WRITTEN TASK:
Here are some records; copy every line that holds the word "color".

(Entries with figure data)
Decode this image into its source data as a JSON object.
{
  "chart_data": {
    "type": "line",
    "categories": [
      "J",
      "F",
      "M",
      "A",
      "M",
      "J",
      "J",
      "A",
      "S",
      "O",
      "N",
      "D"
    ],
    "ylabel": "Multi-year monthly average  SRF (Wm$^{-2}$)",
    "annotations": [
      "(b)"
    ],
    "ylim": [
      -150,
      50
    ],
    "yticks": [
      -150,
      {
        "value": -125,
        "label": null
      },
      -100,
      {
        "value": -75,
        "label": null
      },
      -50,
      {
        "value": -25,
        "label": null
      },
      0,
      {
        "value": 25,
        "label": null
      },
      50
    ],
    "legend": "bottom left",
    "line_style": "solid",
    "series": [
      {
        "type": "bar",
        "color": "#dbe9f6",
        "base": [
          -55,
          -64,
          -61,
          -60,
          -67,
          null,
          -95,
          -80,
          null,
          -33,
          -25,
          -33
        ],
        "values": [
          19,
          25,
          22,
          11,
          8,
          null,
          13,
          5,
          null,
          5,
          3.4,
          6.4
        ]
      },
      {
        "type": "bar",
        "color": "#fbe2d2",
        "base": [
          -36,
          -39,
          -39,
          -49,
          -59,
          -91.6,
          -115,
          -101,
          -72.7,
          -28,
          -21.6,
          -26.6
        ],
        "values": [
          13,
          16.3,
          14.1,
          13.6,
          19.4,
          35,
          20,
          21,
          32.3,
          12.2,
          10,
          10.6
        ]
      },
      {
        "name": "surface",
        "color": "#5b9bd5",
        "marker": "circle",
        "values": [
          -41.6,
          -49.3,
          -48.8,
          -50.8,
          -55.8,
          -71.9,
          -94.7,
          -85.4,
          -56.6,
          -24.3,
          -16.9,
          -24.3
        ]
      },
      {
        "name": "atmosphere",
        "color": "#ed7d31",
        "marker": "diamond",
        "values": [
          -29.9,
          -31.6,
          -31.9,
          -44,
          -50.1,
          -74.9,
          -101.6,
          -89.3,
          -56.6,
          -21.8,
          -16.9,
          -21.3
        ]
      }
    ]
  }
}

EXERCISE OUTPUT:
        "color": "#dbe9f6",
        "color": "#fbe2d2",
        "color": "#5b9bd5",
        "color": "#ed7d31",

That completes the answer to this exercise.